— START OF Materials provided —

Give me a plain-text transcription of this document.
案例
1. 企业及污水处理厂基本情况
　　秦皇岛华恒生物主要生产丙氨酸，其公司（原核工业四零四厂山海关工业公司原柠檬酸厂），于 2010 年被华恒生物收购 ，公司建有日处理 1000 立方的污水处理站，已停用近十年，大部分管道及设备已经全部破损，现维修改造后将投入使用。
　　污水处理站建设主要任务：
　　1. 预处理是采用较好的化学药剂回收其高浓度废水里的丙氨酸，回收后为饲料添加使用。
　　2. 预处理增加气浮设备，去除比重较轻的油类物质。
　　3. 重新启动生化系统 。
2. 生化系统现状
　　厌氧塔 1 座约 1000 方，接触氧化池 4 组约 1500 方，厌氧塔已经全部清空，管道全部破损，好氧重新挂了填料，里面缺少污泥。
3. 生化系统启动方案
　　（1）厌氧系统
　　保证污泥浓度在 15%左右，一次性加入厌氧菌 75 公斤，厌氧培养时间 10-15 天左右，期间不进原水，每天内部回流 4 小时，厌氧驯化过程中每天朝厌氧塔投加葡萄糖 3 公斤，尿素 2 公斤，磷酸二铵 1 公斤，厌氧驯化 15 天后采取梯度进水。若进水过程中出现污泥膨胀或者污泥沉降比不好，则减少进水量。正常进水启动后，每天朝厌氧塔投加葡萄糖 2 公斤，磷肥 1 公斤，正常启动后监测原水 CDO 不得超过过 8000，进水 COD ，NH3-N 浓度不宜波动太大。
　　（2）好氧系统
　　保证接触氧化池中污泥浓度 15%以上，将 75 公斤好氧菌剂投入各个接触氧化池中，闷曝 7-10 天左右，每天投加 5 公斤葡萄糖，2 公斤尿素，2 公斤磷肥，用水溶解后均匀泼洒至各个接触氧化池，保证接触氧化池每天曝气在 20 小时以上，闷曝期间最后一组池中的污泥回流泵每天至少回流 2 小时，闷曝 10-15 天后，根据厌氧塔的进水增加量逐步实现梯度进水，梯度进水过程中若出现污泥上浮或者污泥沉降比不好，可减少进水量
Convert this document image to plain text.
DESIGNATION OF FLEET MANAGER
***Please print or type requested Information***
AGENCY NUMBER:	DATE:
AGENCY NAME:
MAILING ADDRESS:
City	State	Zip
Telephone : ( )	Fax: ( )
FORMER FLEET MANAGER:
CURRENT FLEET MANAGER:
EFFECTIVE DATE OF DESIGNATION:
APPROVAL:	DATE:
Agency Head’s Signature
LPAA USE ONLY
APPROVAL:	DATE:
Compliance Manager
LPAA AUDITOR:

— END OF Materials provided —

• [Objective]: Filter the data, keeping only the lines that contain "FLEET".

• [Solved exercise]:
DESIGNATION OF FLEET MANAGER
FORMER FLEET MANAGER:
CURRENT FLEET MANAGER:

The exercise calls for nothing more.